◆ **Description of the task**: Every line of the material below should be repeated exactly.

◆ **Provided data**:
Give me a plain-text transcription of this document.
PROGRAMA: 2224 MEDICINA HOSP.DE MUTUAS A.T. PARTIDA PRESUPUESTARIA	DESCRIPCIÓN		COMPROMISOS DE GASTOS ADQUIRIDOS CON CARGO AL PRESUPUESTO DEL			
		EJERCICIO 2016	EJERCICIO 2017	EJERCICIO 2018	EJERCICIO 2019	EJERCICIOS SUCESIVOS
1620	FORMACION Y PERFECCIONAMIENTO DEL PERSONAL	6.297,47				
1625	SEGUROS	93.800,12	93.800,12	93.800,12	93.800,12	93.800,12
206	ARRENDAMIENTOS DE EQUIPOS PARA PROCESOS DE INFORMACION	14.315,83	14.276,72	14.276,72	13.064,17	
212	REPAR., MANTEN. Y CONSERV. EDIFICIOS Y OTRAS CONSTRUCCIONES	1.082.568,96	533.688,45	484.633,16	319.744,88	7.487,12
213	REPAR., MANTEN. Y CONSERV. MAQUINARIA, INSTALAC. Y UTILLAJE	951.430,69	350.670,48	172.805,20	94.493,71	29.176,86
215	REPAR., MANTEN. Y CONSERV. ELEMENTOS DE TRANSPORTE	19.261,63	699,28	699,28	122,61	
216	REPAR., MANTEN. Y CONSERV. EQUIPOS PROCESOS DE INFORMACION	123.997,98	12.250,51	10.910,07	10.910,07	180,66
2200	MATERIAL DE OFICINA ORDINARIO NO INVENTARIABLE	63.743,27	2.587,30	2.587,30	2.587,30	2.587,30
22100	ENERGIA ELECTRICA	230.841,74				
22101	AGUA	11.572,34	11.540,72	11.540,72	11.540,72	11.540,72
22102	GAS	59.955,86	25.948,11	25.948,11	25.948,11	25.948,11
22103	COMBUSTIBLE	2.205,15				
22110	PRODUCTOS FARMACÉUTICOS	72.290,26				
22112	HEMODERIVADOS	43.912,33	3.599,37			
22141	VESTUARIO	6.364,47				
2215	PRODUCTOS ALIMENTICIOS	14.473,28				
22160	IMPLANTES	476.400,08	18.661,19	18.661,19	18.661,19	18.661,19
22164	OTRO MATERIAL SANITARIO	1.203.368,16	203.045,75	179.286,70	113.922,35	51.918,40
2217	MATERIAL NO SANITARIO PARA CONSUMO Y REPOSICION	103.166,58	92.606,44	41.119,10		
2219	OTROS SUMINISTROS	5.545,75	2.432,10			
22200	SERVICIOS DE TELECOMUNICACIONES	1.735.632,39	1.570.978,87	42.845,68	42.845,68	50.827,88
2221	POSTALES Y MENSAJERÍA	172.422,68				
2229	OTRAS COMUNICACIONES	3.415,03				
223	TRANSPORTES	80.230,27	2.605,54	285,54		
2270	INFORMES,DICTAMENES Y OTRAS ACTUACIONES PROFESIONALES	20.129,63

◆ **Answer for the task**:
Give me a plain-text transcription of this document.
PROGRAMA: 2224 MEDICINA HOSP.DE MUTUAS A.T. PARTIDA PRESUPUESTARIA	DESCRIPCIÓN		COMPROMISOS DE GASTOS ADQUIRIDOS CON CARGO AL PRESUPUESTO DEL			
		EJERCICIO 2016	EJERCICIO 2017	EJERCICIO 2018	EJERCICIO 2019	EJERCICIOS SUCESIVOS
1620	FORMACION Y PERFECCIONAMIENTO DEL PERSONAL	6.297,47				
1625	SEGUROS	93.800,12	93.800,12	93.800,12	93.800,12	93.800,12
206	ARRENDAMIENTOS DE EQUIPOS PARA PROCESOS DE INFORMACION	14.315,83	14.276,72	14.276,72	13.064,17	
212	REPAR., MANTEN. Y CONSERV. EDIFICIOS Y OTRAS CONSTRUCCIONES	1.082.568,96	533.688,45	484.633,16	319.744,88	7.487,12
213	REPAR., MANTEN. Y CONSERV. MAQUINARIA, INSTALAC. Y UTILLAJE	951.430,69	350.670,48	172.805,20	94.493,71	29.176,86
215	REPAR., MANTEN. Y CONSERV. ELEMENTOS DE TRANSPORTE	19.261,63	699,28	699,28	122,61	
216	REPAR., MANTEN. Y CONSERV. EQUIPOS PROCESOS DE INFORMACION	123.997,98	12.250,51	10.910,07	10.910,07	180,66
2200	MATERIAL DE OFICINA ORDINARIO NO INVENTARIABLE	63.743,27	2.587,30	2.587,30	2.587,30	2.587,30
22100	ENERGIA ELECTRICA	230.841,74				
22101	AGUA	11.572,34	11.540,72	11.540,72	11.540,72	11.540,72
22102	GAS	59.955,86	25.948,11	25.948,11	25.948,11	25.948,11
22103	COMBUSTIBLE	2.205,15				
22110	PRODUCTOS FARMACÉUTICOS	72.290,26				
22112	HEMODERIVADOS	43.912,33	3.599,37			
22141	VESTUARIO	6.364,47				
2215	PRODUCTOS ALIMENTICIOS	14.473,28				
22160	IMPLANTES	476.400,08	18.661,19	18.661,19	18.661,19	18.661,19
22164	OTRO MATERIAL SANITARIO	1.203.368,16	203.045,75	179.286,70	113.922,35	51.918,40
2217	MATERIAL NO SANITARIO PARA CONSUMO Y REPOSICION	103.166,58	92.606,44	41.119,10		
2219	OTROS SUMINISTROS	5.545,75	2.432,10			
22200	SERVICIOS DE TELECOMUNICACIONES	1.735.632,39	1.570.978,87	42.845,68	42.845,68	50.827,88
2221	POSTALES Y MENSAJERÍA	172.422,68				
2229	OTRAS COMUNICACIONES	3.415,03				
223	TRANSPORTES	80.230,27	2.605,54	285,54		
2270	INFORMES,DICTAMENES Y OTRAS ACTUACIONES PROFESIONALES	20.129,63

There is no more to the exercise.